++++ Material for this task ++++
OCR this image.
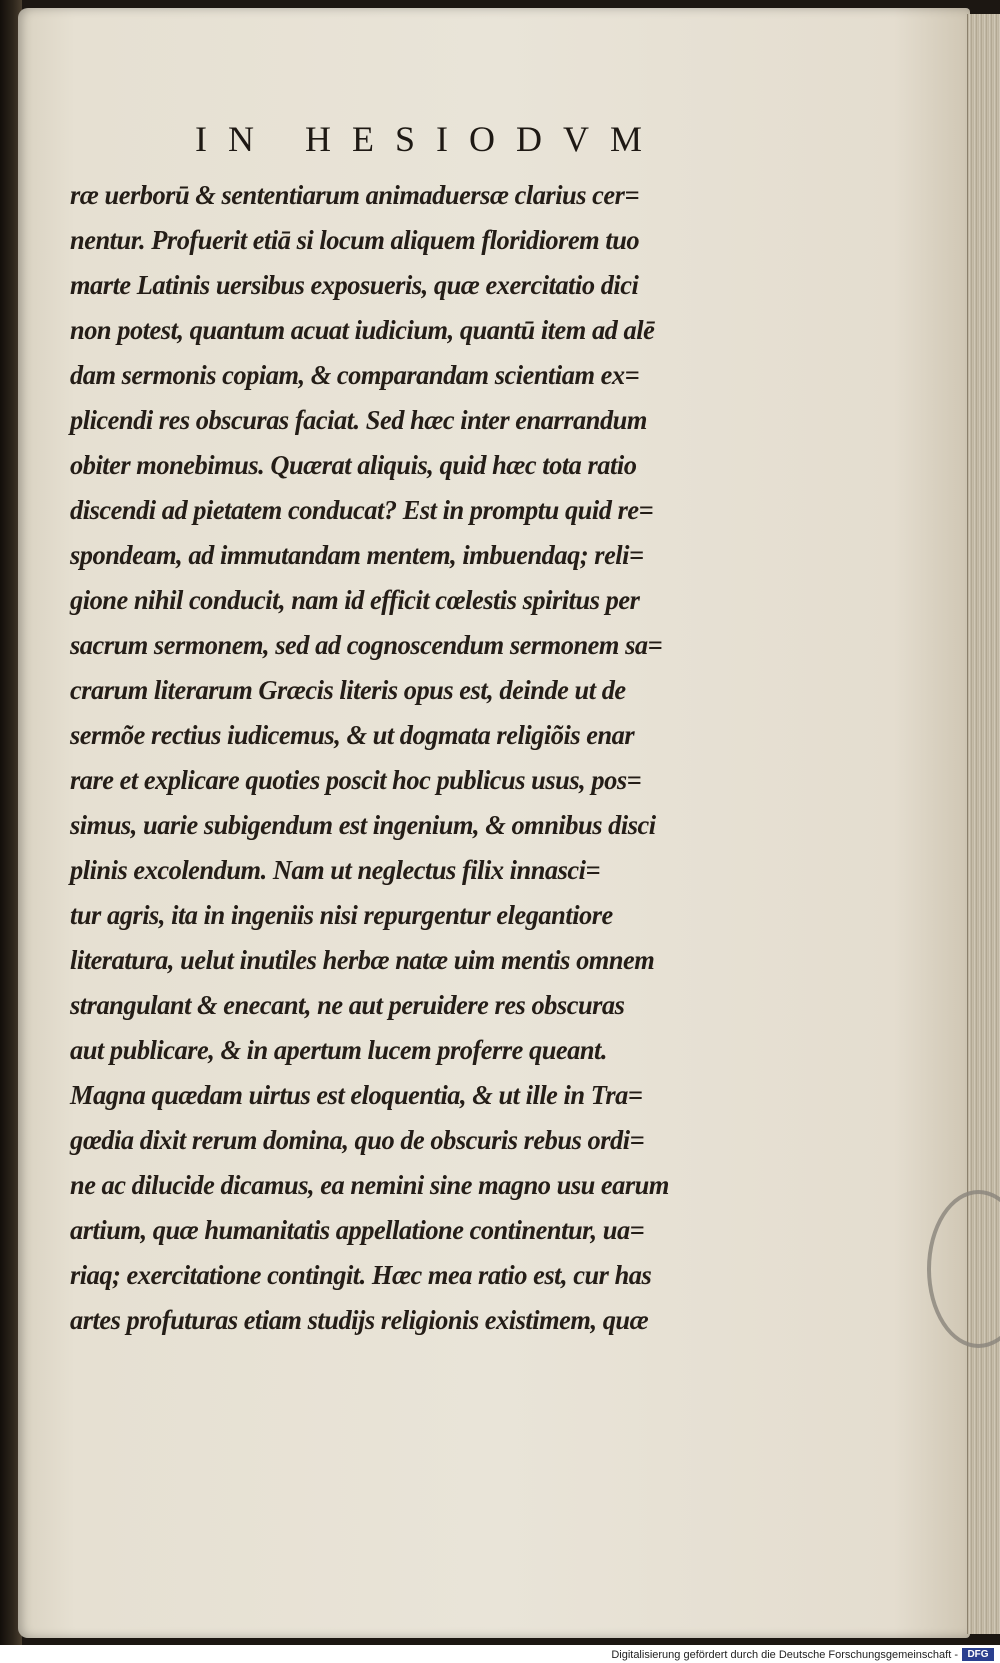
IN HESIODVM
ræ uerborū & sententiarum animaduersæ clarius cer=
nentur. Profuerit etiā si locum aliquem floridiorem tuo
marte Latinis uersibus exposueris, quæ exercitatio dici
non potest, quantum acuat iudicium, quantū item ad alē
dam sermonis copiam, & comparandam scientiam ex=
plicendi res obscuras faciat. Sed hæc inter enarrandum
obiter monebimus. Quærat aliquis, quid hæc tota ratio
discendi ad pietatem conducat? Est in promptu quid re=
spondeam, ad immutandam mentem, imbuendaq; reli=
gione nihil conducit, nam id efficit cœlestis spiritus per
sacrum sermonem, sed ad cognoscendum sermonem sa=
crarum literarum Græcis literis opus est, deinde ut de
sermõe rectius iudicemus, & ut dogmata religiõis enar
rare et explicare quoties poscit hoc publicus usus, pos=
simus, uarie subigendum est ingenium, & omnibus disci
plinis excolendum. Nam ut neglectus filix innasci=
tur agris, ita in ingeniis nisi repurgentur elegantiore
literatura, uelut inutiles herbæ natæ uim mentis omnem
strangulant & enecant, ne aut peruidere res obscuras
aut publicare, & in apertum lucem proferre queant.
Magna quædam uirtus est eloquentia, & ut ille in Tra=
gœdia dixit rerum domina, quo de obscuris rebus ordi=
ne ac dilucide dicamus, ea nemini sine magno usu earum
artium, quæ humanitatis appellatione continentur, ua=
riaq; exercitatione contingit. Hæc mea ratio est, cur has
artes profuturas etiam studijs religionis existimem, quæ
Digitalisierung gefördert durch die Deutsche Forschungsgemeinschaft - DFG
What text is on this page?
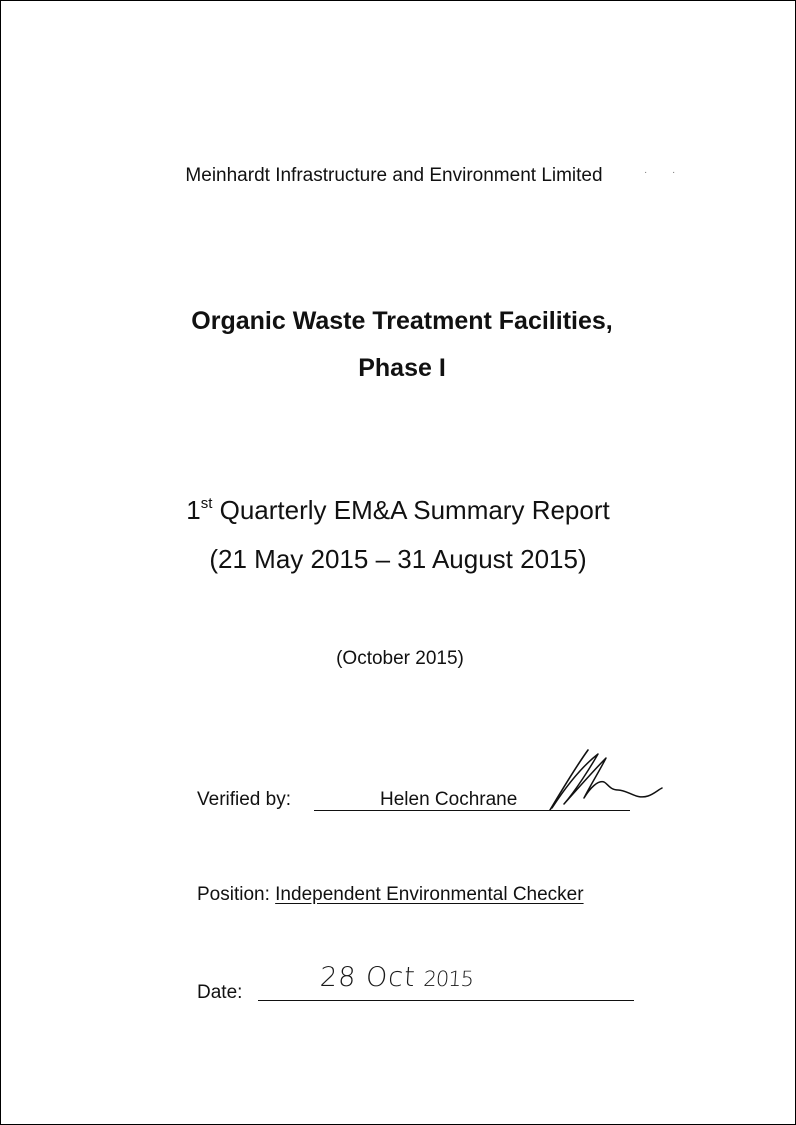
Meinhardt Infrastructure and Environment Limited	· ·
Organic Waste Treatment Facilities,
Phase I
1st Quarterly EM&A Summary Report
(21 May 2015 – 31 August 2015)
(October 2015)
Verified by:	Helen Cochrane
Position: Independent Environmental Checker
Date:	28 Oct 2015
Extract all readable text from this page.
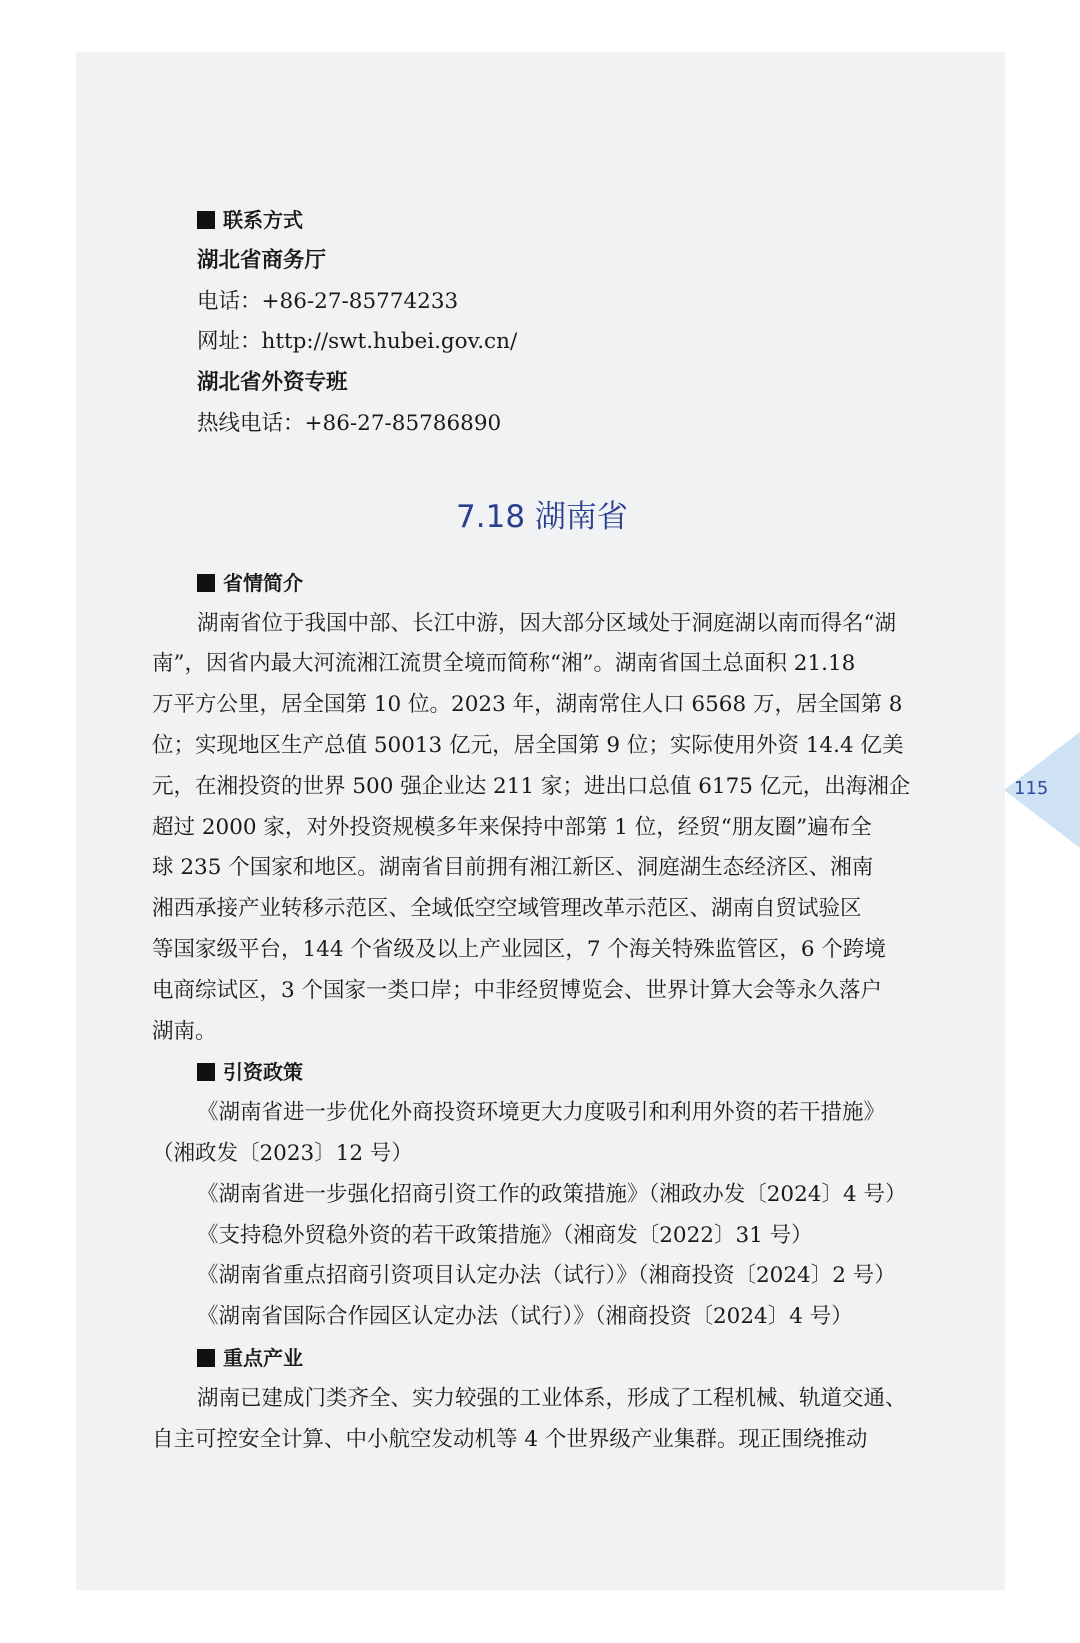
115
联系方式
湖北省商务厅
电话：+86-27-85774233
网址：http://swt.hubei.gov.cn/
湖北省外资专班
热线电话：+86-27-85786890
7.18 湖南省
省情简介
湖南省位于我国中部、长江中游，因大部分区域处于洞庭湖以南而得名“湖
南”，因省内最大河流湘江流贯全境而简称“湘”。湖南省国土总面积 21.18
万平方公里，居全国第 10 位。2023 年，湖南常住人口 6568 万，居全国第 8
位；实现地区生产总值 50013 亿元，居全国第 9 位；实际使用外资 14.4 亿美
元，在湘投资的世界 500 强企业达 211 家；进出口总值 6175 亿元，出海湘企
超过 2000 家，对外投资规模多年来保持中部第 1 位，经贸“朋友圈”遍布全
球 235 个国家和地区。湖南省目前拥有湘江新区、洞庭湖生态经济区、湘南
湘西承接产业转移示范区、全域低空空域管理改革示范区、湖南自贸试验区
等国家级平台，144 个省级及以上产业园区，7 个海关特殊监管区，6 个跨境
电商综试区，3 个国家一类口岸；中非经贸博览会、世界计算大会等永久落户
湖南。
引资政策
《湖南省进一步优化外商投资环境更大力度吸引和利用外资的若干措施》
（湘政发〔2023〕12 号）
《湖南省进一步强化招商引资工作的政策措施》（湘政办发〔2024〕4 号）
《支持稳外贸稳外资的若干政策措施》（湘商发〔2022〕31 号）
《湖南省重点招商引资项目认定办法（试行）》（湘商投资〔2024〕2 号）
《湖南省国际合作园区认定办法（试行）》（湘商投资〔2024〕4 号）
重点产业
湖南已建成门类齐全、实力较强的工业体系，形成了工程机械、轨道交通、
自主可控安全计算、中小航空发动机等 4 个世界级产业集群。现正围绕推动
++++
What the task requires: Determine how many lines of the data contain "居全国第" and give nothing but that number.

Problem solution: 2